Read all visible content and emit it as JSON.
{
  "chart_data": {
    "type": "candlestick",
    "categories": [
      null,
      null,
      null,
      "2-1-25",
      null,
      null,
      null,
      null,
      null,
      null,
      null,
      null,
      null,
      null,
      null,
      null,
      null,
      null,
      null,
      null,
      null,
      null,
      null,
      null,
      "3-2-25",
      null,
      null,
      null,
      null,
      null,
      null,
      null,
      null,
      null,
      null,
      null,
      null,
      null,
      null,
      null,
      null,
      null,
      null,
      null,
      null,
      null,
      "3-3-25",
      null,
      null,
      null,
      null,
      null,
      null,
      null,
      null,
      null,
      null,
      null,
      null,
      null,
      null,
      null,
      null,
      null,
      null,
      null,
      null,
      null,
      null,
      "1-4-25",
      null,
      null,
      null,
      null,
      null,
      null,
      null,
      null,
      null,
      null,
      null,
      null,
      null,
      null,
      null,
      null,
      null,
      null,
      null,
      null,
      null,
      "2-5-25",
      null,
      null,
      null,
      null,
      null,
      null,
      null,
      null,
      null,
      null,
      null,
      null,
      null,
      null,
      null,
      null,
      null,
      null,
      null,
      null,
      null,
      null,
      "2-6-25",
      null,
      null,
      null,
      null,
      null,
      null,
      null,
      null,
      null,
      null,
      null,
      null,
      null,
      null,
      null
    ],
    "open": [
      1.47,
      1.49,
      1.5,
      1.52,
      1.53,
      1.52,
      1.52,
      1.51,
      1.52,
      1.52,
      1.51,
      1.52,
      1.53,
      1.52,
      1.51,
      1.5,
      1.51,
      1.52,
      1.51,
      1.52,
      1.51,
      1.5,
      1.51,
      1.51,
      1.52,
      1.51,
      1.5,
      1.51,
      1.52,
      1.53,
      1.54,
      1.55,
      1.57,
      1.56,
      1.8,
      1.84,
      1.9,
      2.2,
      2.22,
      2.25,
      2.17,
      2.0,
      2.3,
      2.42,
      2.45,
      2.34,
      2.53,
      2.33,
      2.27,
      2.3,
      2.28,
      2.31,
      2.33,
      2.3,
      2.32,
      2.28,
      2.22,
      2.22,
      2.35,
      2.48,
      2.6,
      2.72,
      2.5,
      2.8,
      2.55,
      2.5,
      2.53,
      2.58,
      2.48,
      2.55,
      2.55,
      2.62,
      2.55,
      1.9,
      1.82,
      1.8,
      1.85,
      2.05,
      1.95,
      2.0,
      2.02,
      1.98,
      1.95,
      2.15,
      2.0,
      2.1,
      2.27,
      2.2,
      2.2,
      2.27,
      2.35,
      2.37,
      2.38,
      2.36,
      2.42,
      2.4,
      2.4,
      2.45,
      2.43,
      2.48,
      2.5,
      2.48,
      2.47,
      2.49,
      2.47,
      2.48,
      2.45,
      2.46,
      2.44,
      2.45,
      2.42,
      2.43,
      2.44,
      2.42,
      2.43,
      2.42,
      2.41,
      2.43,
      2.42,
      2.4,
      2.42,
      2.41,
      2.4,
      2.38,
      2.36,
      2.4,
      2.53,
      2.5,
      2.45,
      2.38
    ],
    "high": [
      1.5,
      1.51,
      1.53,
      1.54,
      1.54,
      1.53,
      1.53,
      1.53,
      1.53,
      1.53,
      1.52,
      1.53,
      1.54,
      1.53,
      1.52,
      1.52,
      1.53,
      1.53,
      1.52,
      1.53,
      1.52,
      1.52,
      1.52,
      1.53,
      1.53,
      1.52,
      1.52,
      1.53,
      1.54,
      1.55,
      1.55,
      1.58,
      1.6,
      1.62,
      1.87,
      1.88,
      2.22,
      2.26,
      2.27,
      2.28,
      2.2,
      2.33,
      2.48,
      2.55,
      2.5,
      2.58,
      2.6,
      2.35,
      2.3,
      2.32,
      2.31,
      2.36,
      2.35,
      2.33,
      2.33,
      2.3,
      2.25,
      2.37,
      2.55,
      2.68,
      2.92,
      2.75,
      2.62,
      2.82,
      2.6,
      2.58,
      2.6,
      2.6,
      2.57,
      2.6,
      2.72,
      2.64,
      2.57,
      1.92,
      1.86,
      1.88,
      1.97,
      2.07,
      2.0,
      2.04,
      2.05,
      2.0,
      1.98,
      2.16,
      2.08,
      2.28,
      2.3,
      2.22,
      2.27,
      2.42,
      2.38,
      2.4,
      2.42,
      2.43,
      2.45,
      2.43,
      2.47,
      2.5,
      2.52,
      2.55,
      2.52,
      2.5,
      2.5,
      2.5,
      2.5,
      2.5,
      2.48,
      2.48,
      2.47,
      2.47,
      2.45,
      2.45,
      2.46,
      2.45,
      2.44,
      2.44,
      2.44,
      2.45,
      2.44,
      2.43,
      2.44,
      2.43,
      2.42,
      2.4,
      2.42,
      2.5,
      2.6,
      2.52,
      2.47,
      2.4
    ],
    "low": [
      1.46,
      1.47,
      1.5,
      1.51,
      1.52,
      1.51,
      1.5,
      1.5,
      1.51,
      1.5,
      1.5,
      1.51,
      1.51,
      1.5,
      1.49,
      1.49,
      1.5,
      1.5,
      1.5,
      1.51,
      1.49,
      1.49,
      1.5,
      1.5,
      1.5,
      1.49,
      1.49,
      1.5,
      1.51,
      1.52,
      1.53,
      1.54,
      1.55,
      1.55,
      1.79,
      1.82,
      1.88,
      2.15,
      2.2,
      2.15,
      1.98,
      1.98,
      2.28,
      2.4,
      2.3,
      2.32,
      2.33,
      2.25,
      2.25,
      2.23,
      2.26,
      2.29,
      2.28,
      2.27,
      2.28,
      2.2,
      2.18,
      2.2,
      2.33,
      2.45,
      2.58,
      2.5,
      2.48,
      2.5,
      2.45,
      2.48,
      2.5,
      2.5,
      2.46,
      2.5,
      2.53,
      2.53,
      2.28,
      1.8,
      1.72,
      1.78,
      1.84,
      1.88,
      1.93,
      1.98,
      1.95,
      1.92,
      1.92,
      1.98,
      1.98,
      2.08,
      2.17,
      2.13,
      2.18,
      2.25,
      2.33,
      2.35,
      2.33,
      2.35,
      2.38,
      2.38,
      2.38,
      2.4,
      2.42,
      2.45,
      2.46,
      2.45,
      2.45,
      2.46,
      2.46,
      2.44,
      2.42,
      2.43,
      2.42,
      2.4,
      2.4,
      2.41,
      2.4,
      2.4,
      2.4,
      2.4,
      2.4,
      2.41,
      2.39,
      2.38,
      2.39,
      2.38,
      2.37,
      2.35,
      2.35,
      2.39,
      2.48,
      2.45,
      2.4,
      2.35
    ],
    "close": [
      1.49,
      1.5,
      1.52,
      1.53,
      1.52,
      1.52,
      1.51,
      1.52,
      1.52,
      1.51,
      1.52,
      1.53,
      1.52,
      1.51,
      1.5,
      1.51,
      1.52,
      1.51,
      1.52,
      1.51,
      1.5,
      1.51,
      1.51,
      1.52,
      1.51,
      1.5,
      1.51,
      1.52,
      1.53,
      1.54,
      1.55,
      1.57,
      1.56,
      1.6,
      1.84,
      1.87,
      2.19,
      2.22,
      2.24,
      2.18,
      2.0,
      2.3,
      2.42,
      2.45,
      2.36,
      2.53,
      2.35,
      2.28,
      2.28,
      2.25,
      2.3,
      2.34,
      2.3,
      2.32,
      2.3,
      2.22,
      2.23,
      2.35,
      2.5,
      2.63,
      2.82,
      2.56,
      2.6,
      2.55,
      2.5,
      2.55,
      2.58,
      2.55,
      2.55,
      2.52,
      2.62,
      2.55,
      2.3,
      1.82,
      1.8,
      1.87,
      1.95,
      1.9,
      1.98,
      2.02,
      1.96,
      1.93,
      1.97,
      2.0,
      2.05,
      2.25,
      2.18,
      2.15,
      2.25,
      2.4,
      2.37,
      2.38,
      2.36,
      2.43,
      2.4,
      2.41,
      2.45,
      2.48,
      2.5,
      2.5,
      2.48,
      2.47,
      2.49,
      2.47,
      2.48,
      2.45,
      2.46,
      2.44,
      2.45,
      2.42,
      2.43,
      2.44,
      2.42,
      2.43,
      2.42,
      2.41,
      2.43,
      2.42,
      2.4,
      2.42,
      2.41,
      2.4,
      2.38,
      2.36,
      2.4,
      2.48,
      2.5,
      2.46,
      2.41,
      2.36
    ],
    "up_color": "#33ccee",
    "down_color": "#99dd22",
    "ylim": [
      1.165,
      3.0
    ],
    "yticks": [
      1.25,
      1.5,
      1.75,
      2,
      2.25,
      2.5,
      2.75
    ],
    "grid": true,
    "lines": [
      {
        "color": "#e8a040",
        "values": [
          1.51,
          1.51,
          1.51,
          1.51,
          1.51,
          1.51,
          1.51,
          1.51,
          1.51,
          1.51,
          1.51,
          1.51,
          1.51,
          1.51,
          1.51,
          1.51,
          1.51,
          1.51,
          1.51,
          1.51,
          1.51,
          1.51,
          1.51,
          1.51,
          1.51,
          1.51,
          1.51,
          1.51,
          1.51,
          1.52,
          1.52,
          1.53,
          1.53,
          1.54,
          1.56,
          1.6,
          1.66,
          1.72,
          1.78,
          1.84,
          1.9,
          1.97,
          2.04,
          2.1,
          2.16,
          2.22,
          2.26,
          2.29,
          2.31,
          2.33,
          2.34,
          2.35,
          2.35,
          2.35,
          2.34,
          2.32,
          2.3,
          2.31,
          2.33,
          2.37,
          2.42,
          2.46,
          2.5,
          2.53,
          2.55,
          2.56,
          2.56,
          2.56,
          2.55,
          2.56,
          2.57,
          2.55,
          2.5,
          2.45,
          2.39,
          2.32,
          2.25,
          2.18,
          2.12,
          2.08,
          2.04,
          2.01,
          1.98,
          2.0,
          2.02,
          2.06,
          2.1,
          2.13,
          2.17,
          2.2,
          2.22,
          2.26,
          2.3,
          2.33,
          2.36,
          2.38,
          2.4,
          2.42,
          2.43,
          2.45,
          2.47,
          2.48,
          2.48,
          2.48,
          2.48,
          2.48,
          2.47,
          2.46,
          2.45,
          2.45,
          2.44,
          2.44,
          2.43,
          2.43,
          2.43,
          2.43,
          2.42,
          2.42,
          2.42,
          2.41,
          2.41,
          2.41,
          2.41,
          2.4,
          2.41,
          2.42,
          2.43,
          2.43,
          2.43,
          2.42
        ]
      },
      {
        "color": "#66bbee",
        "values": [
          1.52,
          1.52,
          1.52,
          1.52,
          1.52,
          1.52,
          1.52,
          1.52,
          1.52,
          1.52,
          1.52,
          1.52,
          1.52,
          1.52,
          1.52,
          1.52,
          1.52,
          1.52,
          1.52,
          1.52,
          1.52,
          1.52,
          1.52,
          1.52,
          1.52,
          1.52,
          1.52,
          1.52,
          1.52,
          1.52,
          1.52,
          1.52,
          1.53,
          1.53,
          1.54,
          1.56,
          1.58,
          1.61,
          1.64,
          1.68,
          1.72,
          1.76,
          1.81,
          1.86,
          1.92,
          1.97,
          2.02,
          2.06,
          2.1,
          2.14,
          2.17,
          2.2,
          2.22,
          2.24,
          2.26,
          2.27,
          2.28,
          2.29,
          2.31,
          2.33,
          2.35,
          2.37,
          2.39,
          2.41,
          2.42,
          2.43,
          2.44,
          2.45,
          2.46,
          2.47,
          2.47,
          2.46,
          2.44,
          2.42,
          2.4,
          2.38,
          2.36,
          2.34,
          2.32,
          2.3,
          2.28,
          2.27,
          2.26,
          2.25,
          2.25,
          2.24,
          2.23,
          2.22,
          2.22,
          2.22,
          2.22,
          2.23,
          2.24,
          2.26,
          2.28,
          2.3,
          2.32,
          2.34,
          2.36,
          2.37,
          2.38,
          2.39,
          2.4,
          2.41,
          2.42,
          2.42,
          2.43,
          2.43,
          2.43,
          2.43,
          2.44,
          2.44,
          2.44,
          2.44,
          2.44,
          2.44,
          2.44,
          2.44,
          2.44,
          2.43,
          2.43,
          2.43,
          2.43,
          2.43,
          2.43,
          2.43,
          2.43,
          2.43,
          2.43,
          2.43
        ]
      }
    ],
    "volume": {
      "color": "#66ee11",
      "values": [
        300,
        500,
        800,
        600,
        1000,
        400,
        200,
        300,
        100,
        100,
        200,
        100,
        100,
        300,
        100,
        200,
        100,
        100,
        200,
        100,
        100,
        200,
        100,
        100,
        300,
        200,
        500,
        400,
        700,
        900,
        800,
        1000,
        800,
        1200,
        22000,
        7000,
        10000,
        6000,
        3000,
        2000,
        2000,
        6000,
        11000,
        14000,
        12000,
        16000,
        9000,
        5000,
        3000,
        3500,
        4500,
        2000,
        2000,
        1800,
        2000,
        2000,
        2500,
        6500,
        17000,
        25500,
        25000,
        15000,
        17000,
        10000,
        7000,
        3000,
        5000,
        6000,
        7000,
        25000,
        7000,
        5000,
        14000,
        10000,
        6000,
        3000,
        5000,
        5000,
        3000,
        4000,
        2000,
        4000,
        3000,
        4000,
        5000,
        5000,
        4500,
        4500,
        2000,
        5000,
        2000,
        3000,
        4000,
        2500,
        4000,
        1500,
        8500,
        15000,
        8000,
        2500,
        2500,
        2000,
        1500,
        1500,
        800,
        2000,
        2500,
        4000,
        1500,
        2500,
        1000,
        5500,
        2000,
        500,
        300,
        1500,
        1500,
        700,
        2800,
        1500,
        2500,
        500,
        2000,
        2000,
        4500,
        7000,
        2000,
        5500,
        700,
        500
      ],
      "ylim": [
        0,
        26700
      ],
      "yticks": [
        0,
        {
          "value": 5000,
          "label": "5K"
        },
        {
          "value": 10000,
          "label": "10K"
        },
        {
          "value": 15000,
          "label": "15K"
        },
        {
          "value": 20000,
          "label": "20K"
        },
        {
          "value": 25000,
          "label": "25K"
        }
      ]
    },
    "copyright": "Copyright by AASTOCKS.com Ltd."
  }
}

-*-*-

## Given exercise
Count the lines of the listing above that include the word "label" and state the total with nothing else.

## Right answer
5